━━ Data entries

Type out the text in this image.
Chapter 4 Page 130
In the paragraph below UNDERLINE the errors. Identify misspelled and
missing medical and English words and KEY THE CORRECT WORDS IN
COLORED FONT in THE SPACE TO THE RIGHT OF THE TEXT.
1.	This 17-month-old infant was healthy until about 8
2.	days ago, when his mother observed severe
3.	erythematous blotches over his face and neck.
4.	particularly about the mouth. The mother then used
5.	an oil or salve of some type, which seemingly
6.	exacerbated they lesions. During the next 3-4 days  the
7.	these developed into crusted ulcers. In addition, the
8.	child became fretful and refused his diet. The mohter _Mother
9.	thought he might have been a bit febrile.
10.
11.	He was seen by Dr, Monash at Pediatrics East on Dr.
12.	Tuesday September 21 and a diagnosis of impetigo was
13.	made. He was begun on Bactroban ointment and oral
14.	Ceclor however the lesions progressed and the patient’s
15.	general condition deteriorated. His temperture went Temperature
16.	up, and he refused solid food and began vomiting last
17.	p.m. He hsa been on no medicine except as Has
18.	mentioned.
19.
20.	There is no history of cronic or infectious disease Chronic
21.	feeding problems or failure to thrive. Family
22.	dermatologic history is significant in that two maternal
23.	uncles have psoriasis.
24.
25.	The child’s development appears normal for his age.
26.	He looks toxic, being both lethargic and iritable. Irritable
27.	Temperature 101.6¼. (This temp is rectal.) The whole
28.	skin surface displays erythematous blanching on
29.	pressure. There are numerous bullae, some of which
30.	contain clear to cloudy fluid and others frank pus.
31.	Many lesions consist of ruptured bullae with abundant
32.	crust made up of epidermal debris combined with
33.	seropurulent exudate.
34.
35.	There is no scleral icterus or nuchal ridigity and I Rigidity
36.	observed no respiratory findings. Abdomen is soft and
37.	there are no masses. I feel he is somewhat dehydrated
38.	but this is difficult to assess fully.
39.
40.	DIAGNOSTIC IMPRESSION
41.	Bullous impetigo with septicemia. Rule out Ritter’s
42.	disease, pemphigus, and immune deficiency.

━━━━

◆ Challenge ◆
How many of the lines above include the string "impetigo"? Answer with the number only.

◆ Full answer ◆
2